→ REQUIREMENT: Show each line from the listing that includes the word "leads".

→ DATA ROWS:
★ ★ ★

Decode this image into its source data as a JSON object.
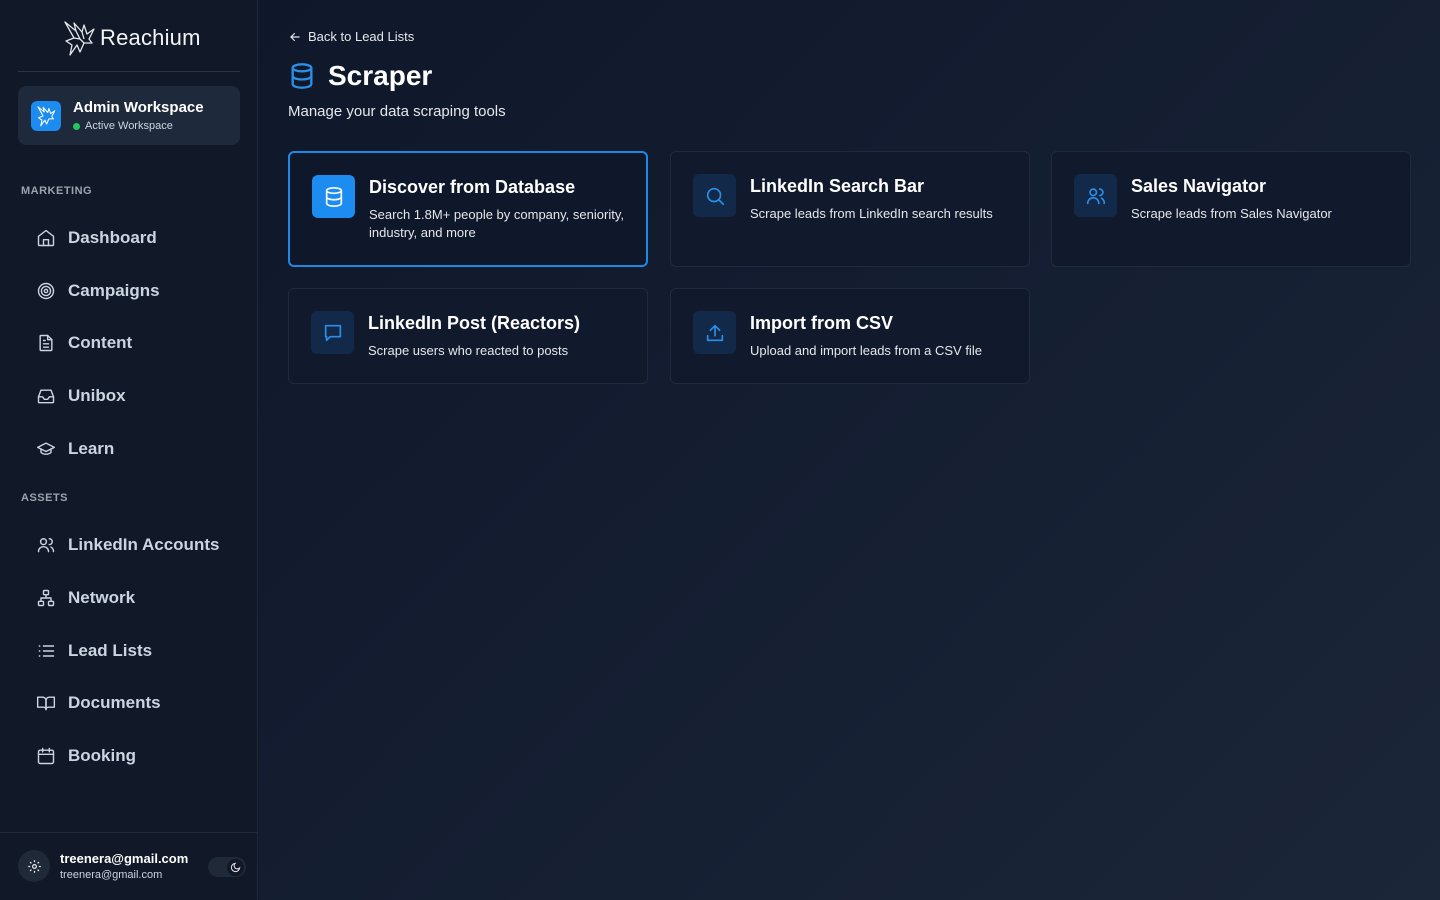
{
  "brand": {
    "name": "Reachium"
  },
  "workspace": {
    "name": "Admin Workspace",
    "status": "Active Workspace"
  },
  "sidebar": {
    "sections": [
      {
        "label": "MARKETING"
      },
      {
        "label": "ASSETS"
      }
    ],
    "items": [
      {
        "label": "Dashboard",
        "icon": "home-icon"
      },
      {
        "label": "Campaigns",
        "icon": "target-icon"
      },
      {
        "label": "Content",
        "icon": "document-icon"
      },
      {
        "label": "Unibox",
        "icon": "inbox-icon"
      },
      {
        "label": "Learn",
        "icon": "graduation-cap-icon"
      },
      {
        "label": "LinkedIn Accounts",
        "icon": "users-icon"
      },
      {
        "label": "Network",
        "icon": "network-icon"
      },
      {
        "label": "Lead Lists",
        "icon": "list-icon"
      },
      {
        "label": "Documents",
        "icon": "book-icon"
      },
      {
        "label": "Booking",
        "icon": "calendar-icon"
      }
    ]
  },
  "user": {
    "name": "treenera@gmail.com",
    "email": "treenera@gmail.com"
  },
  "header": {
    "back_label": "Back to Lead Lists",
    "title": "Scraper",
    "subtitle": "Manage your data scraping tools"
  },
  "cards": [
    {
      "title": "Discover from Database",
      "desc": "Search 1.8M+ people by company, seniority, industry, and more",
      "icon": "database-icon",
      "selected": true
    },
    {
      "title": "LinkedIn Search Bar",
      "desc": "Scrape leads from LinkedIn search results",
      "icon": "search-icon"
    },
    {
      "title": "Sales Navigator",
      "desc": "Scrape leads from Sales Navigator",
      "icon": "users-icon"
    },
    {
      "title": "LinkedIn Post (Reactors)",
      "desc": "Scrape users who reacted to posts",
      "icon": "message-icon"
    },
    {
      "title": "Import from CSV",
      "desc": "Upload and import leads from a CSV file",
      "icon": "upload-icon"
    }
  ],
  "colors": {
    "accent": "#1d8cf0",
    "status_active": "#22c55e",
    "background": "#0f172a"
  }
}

★ ★ ★

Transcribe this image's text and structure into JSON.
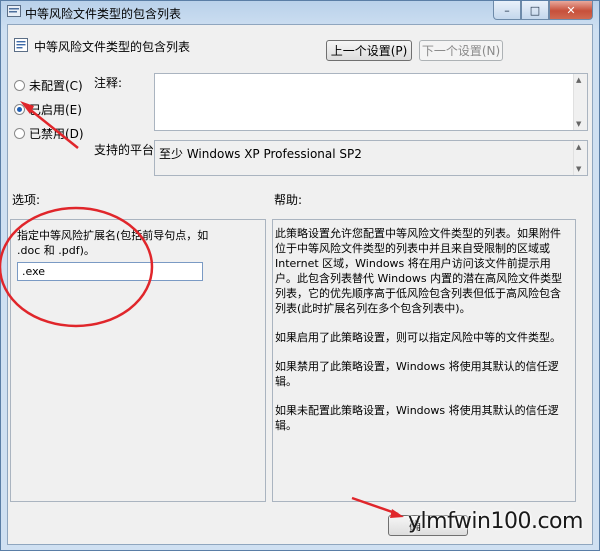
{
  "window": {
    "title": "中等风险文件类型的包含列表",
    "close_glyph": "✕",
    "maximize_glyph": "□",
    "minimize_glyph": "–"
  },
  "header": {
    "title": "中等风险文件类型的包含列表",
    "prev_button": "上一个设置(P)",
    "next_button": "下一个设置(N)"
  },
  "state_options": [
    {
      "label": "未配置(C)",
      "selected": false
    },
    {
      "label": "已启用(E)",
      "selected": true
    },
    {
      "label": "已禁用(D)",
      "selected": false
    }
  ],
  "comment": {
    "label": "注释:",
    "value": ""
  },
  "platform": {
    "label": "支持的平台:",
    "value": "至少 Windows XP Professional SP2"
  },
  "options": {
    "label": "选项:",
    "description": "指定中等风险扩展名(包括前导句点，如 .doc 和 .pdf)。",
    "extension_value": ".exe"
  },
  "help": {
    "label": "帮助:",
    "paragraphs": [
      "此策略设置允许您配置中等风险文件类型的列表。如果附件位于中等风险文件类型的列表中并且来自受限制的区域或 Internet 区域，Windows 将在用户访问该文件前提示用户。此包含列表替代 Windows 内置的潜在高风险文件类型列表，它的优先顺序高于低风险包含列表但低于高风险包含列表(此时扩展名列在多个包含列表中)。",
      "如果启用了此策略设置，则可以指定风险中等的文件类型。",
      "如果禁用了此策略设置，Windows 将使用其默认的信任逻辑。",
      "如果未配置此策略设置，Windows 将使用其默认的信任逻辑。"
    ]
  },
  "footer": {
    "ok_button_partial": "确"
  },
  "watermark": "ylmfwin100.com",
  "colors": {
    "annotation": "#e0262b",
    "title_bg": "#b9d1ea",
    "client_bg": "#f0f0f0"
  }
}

★ ★ ★

→ THE COMPLETED TASK:
      "desc": "Scrape leads from LinkedIn search results",
      "desc": "Scrape leads from Sales Navigator",
      "desc": "Upload and import leads from a CSV file",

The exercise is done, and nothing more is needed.